Figure record extracts
=-=-=-=-=
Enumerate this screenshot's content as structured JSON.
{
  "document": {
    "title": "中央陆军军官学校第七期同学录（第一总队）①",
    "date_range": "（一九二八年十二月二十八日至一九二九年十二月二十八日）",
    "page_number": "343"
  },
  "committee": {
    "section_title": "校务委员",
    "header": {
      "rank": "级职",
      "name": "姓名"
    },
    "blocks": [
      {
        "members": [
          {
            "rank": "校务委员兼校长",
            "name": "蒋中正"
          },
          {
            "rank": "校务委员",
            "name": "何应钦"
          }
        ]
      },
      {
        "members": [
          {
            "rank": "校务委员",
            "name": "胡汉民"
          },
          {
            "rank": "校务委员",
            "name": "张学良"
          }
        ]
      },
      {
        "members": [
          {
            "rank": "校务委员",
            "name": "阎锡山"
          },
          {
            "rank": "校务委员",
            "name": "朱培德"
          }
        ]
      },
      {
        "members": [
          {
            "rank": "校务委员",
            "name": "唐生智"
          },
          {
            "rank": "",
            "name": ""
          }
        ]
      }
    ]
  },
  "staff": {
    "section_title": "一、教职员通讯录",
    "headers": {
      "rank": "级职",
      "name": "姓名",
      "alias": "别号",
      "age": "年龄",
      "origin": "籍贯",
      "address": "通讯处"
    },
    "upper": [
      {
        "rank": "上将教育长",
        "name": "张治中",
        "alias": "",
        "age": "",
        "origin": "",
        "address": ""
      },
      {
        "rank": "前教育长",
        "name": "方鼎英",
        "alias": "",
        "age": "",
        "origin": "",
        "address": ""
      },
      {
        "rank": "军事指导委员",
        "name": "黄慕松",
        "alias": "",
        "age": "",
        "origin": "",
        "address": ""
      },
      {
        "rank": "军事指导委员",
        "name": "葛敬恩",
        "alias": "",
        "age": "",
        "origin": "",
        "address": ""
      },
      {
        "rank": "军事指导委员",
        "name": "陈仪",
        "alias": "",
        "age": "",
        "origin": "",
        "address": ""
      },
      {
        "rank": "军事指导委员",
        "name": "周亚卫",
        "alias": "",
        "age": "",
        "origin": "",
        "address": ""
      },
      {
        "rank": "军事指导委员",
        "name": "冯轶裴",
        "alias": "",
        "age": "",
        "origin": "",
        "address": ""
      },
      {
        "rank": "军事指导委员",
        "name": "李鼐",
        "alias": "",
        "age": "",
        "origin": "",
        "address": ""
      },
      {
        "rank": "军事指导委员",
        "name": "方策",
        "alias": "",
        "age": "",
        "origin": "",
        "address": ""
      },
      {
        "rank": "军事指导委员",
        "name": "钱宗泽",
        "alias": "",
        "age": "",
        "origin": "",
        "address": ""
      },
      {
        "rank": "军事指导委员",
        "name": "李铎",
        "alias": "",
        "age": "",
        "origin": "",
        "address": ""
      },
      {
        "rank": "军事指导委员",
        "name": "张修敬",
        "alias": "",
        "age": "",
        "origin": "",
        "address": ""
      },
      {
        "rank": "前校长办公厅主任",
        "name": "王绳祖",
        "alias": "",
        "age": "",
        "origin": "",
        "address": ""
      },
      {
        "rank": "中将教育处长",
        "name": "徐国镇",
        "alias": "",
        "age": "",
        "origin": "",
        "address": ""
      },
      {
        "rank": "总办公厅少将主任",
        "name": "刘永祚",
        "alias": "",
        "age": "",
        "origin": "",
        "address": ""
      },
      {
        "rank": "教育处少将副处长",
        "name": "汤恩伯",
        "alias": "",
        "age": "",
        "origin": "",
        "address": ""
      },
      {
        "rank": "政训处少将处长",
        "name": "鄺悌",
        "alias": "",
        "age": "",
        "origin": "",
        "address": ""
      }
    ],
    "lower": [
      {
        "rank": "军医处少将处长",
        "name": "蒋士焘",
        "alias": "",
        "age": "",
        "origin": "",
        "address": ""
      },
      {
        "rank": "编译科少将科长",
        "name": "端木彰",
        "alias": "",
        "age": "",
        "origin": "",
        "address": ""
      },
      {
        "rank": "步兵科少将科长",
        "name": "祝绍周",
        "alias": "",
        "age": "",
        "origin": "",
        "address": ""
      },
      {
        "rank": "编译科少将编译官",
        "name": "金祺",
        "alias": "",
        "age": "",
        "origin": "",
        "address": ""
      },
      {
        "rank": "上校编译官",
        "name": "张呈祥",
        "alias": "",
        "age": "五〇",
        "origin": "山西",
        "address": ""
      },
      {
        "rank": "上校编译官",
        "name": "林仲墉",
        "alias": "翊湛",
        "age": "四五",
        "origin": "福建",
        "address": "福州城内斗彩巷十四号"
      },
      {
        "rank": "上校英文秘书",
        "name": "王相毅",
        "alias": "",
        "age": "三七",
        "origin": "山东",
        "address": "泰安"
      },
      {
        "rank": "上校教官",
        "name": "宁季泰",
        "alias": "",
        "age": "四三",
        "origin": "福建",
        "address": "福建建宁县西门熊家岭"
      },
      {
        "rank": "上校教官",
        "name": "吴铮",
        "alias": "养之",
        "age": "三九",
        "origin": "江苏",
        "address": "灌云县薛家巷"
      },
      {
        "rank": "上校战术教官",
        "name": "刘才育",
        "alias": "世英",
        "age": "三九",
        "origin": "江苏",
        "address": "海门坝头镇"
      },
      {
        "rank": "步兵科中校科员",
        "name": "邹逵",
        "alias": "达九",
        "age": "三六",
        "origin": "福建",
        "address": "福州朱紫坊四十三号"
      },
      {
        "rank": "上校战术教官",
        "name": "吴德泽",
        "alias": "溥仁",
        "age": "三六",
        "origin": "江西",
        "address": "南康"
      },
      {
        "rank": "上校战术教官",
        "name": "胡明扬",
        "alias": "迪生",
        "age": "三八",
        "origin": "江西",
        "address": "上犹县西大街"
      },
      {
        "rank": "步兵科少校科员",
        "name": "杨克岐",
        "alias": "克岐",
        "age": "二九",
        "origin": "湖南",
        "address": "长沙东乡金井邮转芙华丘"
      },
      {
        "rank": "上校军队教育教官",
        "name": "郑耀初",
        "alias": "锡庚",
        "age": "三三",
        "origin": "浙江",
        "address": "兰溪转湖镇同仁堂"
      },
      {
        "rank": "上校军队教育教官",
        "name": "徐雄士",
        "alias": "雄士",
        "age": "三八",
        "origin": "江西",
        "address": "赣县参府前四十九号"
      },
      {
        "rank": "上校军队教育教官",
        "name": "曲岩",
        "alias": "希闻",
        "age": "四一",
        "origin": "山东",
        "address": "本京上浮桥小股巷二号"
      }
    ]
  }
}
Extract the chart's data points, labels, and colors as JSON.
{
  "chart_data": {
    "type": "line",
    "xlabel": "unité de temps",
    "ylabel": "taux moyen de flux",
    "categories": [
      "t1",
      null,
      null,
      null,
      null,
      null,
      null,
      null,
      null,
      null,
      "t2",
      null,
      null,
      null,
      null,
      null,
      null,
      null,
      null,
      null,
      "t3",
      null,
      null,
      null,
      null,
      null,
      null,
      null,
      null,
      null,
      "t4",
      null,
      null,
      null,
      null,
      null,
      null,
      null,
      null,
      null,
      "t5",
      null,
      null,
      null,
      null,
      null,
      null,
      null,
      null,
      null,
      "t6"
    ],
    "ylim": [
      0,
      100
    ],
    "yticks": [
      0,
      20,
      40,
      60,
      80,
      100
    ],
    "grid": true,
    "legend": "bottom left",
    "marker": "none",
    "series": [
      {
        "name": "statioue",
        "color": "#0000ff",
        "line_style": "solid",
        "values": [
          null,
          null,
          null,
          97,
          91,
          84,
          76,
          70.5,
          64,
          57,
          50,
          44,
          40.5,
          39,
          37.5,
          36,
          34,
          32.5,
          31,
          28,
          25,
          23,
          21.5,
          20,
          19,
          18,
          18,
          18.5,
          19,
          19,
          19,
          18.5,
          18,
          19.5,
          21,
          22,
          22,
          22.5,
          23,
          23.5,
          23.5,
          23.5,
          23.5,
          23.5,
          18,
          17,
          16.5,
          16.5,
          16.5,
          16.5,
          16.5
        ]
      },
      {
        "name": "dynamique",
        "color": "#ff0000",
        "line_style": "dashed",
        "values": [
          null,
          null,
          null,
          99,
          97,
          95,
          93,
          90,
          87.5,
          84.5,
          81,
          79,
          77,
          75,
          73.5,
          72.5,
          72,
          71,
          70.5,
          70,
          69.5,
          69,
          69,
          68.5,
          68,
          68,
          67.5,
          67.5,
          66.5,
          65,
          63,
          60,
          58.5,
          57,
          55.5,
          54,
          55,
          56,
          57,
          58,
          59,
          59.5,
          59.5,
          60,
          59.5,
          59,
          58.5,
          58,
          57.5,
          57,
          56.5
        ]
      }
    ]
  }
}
=-=-=-=-=
◆ WRITTEN INSTRUCTION
From the data, collect all lines where the string "JSON" appears.

◆ RESULT
Enumerate this screenshot's content as structured JSON.
Extract the chart's data points, labels, and colors as JSON.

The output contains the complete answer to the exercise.